Extracted entries:

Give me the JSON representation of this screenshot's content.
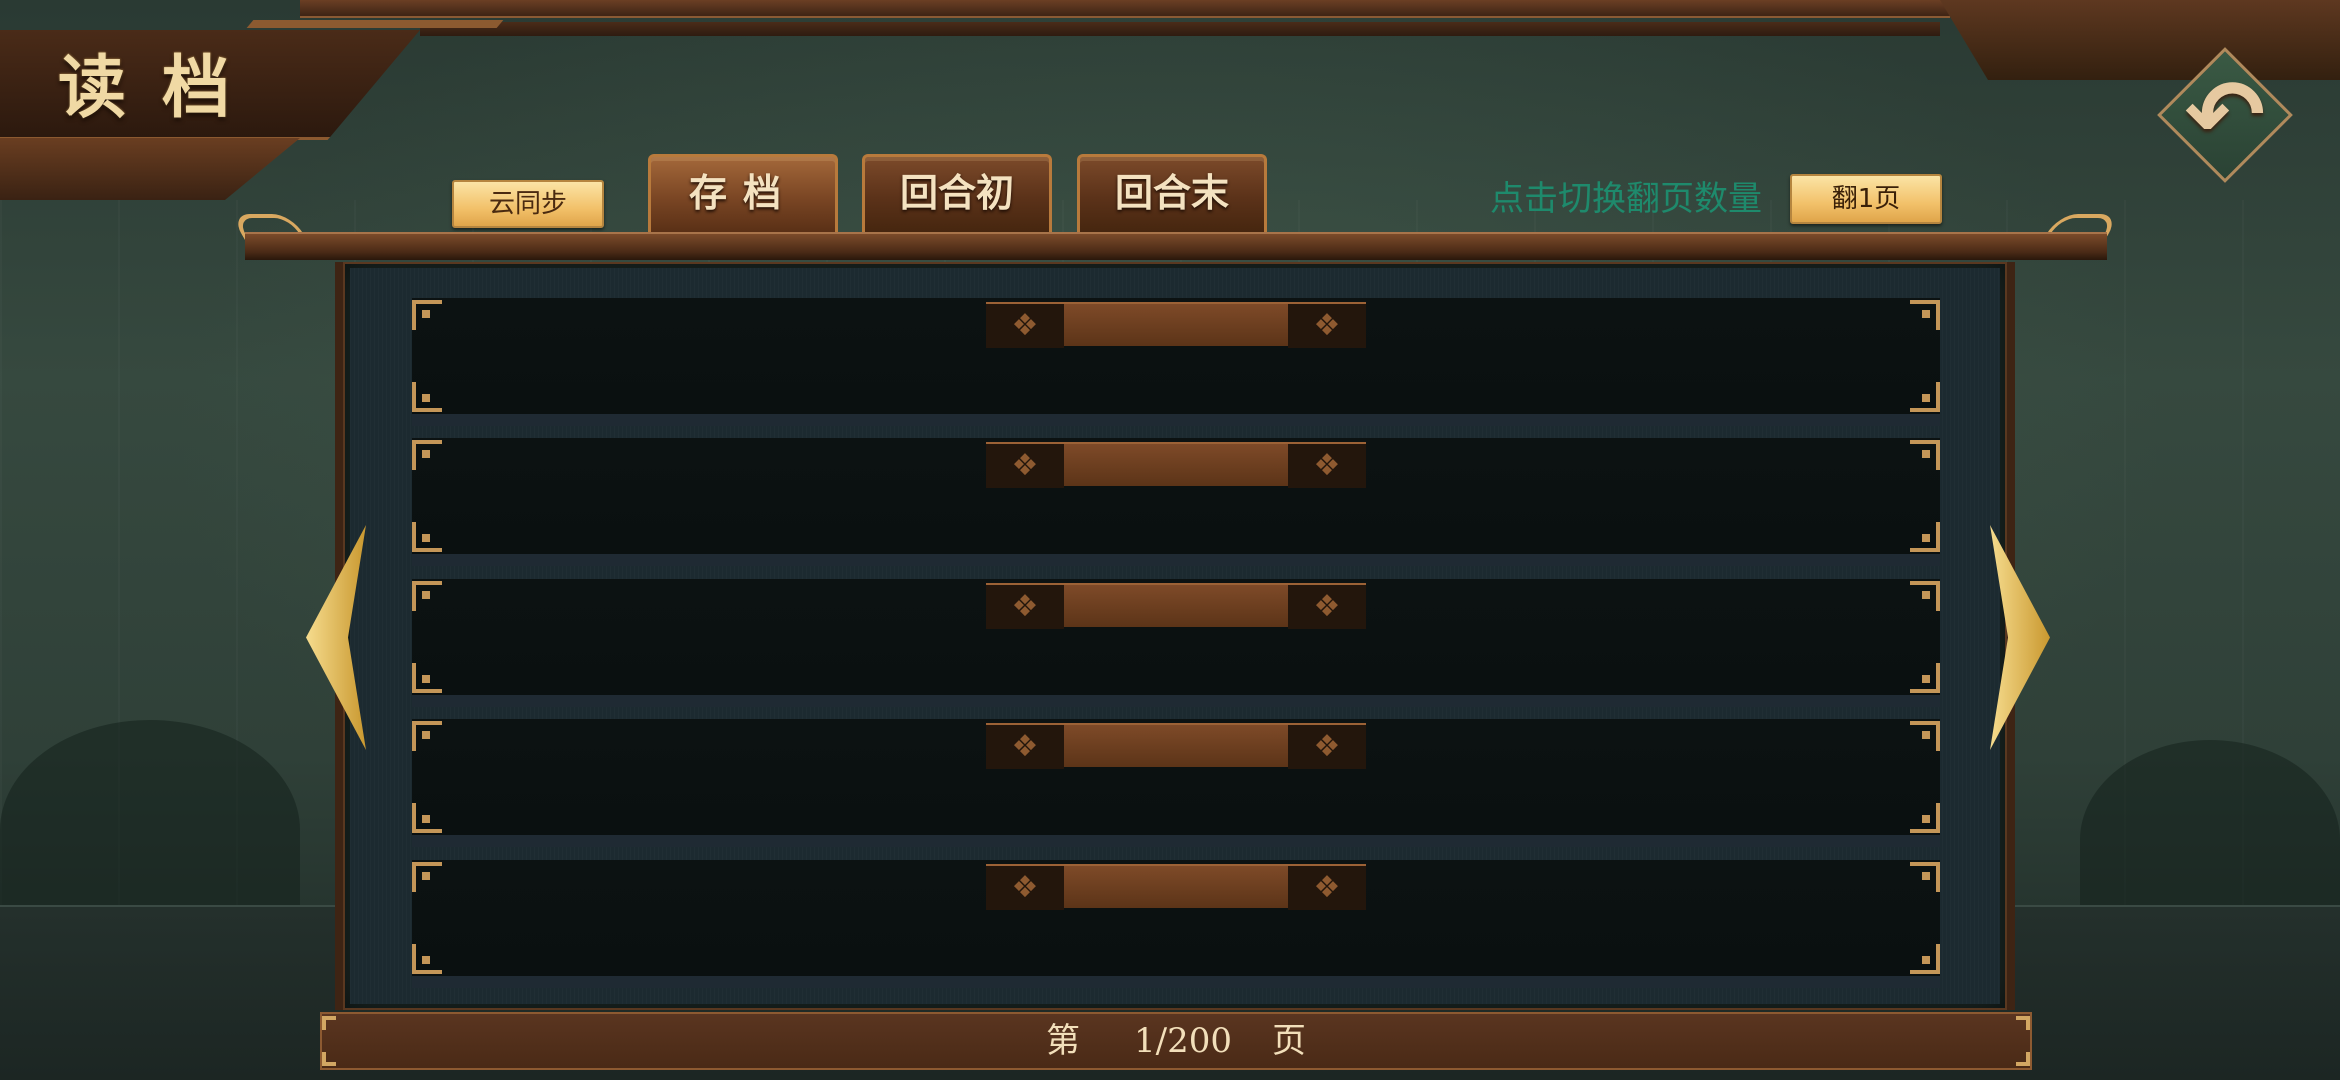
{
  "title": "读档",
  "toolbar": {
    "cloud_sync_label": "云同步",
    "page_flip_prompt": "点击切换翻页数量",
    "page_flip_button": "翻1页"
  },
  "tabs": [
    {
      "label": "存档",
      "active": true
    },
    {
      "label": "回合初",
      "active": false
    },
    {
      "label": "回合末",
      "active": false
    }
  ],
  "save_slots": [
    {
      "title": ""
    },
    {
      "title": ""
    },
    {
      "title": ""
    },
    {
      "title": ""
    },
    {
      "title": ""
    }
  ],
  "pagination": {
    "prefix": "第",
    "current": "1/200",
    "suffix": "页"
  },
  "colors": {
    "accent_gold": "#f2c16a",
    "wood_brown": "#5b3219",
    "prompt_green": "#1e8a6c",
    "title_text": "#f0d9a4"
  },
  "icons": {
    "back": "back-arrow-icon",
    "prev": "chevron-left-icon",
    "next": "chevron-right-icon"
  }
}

Task prompt: Repeat the full listing above exactly, with no pictures in the copy.

Finished task:
Give me the JSON representation of this screenshot's content.
{
  "title": "读档",
  "toolbar": {
    "cloud_sync_label": "云同步",
    "page_flip_prompt": "点击切换翻页数量",
    "page_flip_button": "翻1页"
  },
  "tabs": [
    {
      "label": "存档",
      "active": true
    },
    {
      "label": "回合初",
      "active": false
    },
    {
      "label": "回合末",
      "active": false
    }
  ],
  "save_slots": [
    {
      "title": ""
    },
    {
      "title": ""
    },
    {
      "title": ""
    },
    {
      "title": ""
    },
    {
      "title": ""
    }
  ],
  "pagination": {
    "prefix": "第",
    "current": "1/200",
    "suffix": "页"
  },
  "colors": {
    "accent_gold": "#f2c16a",
    "wood_brown": "#5b3219",
    "prompt_green": "#1e8a6c",
    "title_text": "#f0d9a4"
  },
  "icons": {
    "back": "back-arrow-icon",
    "prev": "chevron-left-icon",
    "next": "chevron-right-icon"
  }
}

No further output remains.